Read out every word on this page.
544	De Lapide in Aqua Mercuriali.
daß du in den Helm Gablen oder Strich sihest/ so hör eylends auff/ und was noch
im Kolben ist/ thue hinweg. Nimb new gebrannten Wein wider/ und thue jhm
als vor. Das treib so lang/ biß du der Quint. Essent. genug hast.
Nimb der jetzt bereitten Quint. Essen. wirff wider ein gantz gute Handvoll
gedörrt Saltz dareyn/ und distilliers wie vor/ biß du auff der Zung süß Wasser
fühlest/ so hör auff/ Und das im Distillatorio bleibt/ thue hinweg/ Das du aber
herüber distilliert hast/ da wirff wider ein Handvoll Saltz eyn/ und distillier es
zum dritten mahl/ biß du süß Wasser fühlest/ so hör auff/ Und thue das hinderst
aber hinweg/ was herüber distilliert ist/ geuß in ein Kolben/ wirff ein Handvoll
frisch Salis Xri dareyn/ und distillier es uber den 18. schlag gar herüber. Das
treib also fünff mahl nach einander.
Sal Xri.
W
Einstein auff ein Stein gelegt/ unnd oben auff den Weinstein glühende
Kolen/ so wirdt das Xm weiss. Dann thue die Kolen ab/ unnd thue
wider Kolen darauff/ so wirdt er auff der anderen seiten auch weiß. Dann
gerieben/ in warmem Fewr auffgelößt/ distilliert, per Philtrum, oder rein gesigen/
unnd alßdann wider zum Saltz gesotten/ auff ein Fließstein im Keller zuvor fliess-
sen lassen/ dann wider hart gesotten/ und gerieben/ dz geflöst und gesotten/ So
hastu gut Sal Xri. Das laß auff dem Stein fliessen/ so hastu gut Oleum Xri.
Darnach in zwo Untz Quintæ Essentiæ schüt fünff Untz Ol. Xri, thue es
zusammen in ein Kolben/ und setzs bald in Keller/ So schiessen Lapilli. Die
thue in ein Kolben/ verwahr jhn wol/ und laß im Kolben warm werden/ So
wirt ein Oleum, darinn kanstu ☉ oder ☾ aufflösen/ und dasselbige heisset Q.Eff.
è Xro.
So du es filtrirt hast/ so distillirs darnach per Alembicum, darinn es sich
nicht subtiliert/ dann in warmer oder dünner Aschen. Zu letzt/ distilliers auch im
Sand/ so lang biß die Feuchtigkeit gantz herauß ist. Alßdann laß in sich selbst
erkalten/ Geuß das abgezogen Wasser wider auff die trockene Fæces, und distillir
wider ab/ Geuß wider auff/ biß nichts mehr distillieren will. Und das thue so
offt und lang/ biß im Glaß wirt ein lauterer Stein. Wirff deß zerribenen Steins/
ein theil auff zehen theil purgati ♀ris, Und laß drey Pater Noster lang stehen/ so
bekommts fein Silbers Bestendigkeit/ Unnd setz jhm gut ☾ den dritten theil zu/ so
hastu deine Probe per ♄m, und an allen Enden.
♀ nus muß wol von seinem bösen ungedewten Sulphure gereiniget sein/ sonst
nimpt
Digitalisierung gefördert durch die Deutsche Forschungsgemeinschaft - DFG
★ ★ ★
▸ **TASK OBJECTIVE**
Using the data above, repeat every line exactly.

▸ **SOLUTION BELOW**
Read out every word on this page.
544	De Lapide in Aqua Mercuriali.
daß du in den Helm Gablen oder Strich sihest/ so hör eylends auff/ und was noch
im Kolben ist/ thue hinweg. Nimb new gebrannten Wein wider/ und thue jhm
als vor. Das treib so lang/ biß du der Quint. Essent. genug hast.
Nimb der jetzt bereitten Quint. Essen. wirff wider ein gantz gute Handvoll
gedörrt Saltz dareyn/ und distilliers wie vor/ biß du auff der Zung süß Wasser
fühlest/ so hör auff/ Und das im Distillatorio bleibt/ thue hinweg/ Das du aber
herüber distilliert hast/ da wirff wider ein Handvoll Saltz eyn/ und distillier es
zum dritten mahl/ biß du süß Wasser fühlest/ so hör auff/ Und thue das hinderst
aber hinweg/ was herüber distilliert ist/ geuß in ein Kolben/ wirff ein Handvoll
frisch Salis Xri dareyn/ und distillier es uber den 18. schlag gar herüber. Das
treib also fünff mahl nach einander.
Sal Xri.
W
Einstein auff ein Stein gelegt/ unnd oben auff den Weinstein glühende
Kolen/ so wirdt das Xm weiss. Dann thue die Kolen ab/ unnd thue
wider Kolen darauff/ so wirdt er auff der anderen seiten auch weiß. Dann
gerieben/ in warmem Fewr auffgelößt/ distilliert, per Philtrum, oder rein gesigen/
unnd alßdann wider zum Saltz gesotten/ auff ein Fließstein im Keller zuvor fliess-
sen lassen/ dann wider hart gesotten/ und gerieben/ dz geflöst und gesotten/ So
hastu gut Sal Xri. Das laß auff dem Stein fliessen/ so hastu gut Oleum Xri.
Darnach in zwo Untz Quintæ Essentiæ schüt fünff Untz Ol. Xri, thue es
zusammen in ein Kolben/ und setzs bald in Keller/ So schiessen Lapilli. Die
thue in ein Kolben/ verwahr jhn wol/ und laß im Kolben warm werden/ So
wirt ein Oleum, darinn kanstu ☉ oder ☾ aufflösen/ und dasselbige heisset Q.Eff.
è Xro.
So du es filtrirt hast/ so distillirs darnach per Alembicum, darinn es sich
nicht subtiliert/ dann in warmer oder dünner Aschen. Zu letzt/ distilliers auch im
Sand/ so lang biß die Feuchtigkeit gantz herauß ist. Alßdann laß in sich selbst
erkalten/ Geuß das abgezogen Wasser wider auff die trockene Fæces, und distillir
wider ab/ Geuß wider auff/ biß nichts mehr distillieren will. Und das thue so
offt und lang/ biß im Glaß wirt ein lauterer Stein. Wirff deß zerribenen Steins/
ein theil auff zehen theil purgati ♀ris, Und laß drey Pater Noster lang stehen/ so
bekommts fein Silbers Bestendigkeit/ Unnd setz jhm gut ☾ den dritten theil zu/ so
hastu deine Probe per ♄m, und an allen Enden.
♀ nus muß wol von seinem bösen ungedewten Sulphure gereiniget sein/ sonst
nimpt
Digitalisierung gefördert durch die Deutsche Forschungsgemeinschaft - DFG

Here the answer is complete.